> TASK OBJECTIVE: Would you pull out every line of the material that contains the string "level"?

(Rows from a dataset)
┌────────
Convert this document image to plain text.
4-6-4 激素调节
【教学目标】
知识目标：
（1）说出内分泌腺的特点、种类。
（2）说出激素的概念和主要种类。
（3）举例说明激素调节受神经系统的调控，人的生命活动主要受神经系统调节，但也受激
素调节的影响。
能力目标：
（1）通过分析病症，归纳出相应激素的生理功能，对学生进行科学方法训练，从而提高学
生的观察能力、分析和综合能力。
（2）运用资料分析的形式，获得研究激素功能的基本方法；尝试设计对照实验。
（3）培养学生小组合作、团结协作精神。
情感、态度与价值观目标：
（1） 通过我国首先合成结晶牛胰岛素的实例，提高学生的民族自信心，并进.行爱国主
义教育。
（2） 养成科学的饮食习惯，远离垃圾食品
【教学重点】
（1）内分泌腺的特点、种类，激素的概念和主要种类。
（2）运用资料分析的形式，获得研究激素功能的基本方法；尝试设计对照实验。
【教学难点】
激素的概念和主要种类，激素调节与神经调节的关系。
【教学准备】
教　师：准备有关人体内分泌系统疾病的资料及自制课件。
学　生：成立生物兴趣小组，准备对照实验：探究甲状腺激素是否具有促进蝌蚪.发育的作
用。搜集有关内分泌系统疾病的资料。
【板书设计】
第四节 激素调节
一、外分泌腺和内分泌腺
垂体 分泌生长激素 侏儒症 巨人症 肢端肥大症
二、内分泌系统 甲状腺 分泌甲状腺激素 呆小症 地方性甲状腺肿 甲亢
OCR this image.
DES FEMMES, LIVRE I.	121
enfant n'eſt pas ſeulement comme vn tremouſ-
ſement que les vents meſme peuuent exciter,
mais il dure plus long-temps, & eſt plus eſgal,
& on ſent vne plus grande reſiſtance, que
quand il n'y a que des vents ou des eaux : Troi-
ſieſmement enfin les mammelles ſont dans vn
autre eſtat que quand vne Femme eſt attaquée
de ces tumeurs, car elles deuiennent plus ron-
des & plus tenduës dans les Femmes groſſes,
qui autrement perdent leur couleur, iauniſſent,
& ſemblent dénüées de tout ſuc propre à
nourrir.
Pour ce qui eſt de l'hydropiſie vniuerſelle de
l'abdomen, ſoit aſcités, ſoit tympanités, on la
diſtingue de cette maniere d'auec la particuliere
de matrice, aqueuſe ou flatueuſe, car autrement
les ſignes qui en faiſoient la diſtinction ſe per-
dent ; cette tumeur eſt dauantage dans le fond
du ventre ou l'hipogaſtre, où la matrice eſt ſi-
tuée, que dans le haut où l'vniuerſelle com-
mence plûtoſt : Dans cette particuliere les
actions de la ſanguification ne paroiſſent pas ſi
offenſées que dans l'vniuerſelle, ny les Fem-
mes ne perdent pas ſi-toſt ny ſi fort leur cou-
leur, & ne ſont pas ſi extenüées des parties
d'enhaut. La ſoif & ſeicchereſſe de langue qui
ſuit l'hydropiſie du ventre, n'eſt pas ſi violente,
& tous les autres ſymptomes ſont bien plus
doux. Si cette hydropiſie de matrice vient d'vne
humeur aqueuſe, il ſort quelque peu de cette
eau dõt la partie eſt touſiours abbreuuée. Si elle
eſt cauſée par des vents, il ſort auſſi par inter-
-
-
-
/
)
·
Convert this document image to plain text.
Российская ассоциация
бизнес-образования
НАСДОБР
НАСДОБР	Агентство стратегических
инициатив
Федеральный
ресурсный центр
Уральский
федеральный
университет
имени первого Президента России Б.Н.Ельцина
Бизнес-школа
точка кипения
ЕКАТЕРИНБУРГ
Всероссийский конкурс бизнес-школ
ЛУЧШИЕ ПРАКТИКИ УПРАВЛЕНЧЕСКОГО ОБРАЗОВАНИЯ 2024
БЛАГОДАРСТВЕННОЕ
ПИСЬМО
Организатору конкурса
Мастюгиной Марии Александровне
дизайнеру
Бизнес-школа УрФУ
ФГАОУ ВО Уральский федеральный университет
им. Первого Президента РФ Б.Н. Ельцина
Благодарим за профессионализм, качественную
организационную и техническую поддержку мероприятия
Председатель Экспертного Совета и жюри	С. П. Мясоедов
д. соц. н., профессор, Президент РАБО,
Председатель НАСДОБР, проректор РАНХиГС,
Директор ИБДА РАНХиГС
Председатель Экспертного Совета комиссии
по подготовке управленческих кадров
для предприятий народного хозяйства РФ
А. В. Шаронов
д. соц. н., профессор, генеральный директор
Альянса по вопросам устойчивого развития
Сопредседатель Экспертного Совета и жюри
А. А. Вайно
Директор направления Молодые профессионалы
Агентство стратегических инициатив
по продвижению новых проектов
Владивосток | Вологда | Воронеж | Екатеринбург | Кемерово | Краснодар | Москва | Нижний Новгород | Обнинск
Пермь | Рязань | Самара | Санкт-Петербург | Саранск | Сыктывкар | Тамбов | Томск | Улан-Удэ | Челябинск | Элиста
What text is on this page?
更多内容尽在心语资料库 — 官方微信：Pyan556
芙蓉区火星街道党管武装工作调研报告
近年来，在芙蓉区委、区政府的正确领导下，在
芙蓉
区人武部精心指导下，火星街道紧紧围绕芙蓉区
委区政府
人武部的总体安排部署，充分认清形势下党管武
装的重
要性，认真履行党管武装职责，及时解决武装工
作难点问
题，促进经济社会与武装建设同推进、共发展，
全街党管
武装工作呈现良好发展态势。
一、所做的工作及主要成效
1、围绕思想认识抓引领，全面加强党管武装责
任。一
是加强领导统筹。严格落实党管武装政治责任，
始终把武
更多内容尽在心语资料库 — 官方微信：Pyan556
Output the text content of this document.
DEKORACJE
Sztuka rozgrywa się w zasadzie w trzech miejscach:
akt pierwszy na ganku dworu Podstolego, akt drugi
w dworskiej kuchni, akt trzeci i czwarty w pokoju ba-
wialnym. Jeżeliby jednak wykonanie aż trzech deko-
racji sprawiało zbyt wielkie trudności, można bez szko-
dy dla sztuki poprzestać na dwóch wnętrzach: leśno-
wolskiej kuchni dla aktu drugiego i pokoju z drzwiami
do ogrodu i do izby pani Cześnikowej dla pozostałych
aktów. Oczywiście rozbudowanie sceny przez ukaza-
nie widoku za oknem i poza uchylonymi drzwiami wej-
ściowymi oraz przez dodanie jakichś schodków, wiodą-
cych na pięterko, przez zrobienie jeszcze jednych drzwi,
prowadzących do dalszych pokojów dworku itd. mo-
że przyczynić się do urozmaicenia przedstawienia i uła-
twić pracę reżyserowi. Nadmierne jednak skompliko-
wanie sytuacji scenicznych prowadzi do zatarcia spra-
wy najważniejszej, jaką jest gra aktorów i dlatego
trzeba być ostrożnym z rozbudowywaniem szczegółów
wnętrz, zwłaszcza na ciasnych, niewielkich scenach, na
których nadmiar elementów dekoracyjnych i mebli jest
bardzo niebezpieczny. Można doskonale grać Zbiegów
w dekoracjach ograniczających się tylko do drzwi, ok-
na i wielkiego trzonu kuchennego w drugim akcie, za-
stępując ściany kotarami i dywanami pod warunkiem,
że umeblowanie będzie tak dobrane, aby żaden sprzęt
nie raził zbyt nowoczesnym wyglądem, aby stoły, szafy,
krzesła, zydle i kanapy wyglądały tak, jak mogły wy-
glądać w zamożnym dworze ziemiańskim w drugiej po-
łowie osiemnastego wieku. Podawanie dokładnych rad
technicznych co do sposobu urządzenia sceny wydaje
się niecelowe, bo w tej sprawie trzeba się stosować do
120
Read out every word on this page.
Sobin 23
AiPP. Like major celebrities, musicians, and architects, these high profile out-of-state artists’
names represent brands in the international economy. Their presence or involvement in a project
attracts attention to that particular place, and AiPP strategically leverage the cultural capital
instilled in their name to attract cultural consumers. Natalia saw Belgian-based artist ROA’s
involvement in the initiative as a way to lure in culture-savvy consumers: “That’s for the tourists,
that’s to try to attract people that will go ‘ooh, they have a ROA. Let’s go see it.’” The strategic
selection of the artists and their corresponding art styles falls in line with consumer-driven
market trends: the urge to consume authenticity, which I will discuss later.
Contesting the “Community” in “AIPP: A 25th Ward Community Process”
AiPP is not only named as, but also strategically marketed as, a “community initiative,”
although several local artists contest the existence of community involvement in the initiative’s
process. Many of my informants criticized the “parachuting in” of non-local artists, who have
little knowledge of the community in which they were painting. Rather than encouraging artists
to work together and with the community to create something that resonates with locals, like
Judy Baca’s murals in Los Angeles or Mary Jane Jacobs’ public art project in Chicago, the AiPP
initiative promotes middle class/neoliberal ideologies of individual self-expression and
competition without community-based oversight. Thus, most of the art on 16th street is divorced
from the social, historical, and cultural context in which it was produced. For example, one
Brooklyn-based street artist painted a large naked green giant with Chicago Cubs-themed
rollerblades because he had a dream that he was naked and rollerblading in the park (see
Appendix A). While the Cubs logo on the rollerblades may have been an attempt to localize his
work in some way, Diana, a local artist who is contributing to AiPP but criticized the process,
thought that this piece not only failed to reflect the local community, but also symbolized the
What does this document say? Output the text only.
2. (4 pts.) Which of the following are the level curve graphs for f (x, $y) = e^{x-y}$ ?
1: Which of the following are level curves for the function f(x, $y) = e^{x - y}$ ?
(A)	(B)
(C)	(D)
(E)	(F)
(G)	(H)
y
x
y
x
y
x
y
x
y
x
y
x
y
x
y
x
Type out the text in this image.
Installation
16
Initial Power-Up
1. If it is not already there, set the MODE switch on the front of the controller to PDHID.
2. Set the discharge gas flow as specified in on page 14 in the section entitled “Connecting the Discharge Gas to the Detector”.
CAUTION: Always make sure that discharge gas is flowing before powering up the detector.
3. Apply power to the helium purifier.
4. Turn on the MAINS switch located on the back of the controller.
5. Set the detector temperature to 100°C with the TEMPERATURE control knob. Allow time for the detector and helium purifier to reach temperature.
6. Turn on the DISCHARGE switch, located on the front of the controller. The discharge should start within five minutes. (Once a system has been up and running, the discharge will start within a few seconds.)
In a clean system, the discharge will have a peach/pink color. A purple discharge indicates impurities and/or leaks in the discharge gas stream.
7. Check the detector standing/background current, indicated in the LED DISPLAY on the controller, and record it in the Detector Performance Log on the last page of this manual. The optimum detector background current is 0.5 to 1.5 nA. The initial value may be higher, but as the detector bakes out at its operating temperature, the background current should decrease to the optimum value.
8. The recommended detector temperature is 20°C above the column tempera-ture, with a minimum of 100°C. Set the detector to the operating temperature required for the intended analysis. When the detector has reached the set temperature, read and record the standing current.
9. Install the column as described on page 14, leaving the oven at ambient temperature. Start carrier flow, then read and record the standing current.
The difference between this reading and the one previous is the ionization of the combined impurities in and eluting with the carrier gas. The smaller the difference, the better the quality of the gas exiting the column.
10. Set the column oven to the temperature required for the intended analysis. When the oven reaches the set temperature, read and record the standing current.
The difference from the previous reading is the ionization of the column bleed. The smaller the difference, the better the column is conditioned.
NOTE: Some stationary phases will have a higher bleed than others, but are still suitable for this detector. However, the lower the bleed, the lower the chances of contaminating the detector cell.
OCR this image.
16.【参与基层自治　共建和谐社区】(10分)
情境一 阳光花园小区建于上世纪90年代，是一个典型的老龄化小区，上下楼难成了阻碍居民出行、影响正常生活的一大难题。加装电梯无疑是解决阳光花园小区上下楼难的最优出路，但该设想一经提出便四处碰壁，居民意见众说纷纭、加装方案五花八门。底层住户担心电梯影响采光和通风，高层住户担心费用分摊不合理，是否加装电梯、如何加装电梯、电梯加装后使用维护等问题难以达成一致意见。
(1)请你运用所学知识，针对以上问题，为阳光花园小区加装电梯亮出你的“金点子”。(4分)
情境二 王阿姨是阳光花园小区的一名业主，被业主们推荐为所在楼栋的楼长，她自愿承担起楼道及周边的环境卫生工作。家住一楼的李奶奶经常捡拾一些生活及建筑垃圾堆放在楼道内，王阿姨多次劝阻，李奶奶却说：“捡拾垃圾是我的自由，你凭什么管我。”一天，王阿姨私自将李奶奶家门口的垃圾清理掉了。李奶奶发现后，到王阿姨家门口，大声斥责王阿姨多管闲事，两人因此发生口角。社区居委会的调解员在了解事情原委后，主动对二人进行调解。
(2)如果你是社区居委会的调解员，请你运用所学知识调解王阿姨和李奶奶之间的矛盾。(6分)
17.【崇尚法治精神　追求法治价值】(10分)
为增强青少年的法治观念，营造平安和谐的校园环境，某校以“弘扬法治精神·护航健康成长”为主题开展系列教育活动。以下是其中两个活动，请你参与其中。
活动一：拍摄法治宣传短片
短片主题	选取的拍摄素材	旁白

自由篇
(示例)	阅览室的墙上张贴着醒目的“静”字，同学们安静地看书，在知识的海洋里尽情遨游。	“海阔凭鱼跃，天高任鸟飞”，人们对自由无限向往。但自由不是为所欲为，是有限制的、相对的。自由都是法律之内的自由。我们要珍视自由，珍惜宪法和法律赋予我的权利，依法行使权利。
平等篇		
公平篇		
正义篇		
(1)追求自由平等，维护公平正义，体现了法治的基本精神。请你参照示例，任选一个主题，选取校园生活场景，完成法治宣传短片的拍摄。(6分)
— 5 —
└────────
> EXERCISE SOLUTION:
2. (4 pts.) Which of the following are the level curve graphs for f (x, $y) = e^{x-y}$ ?
1: Which of the following are level curves for the function f(x, $y) = e^{x - y}$ ?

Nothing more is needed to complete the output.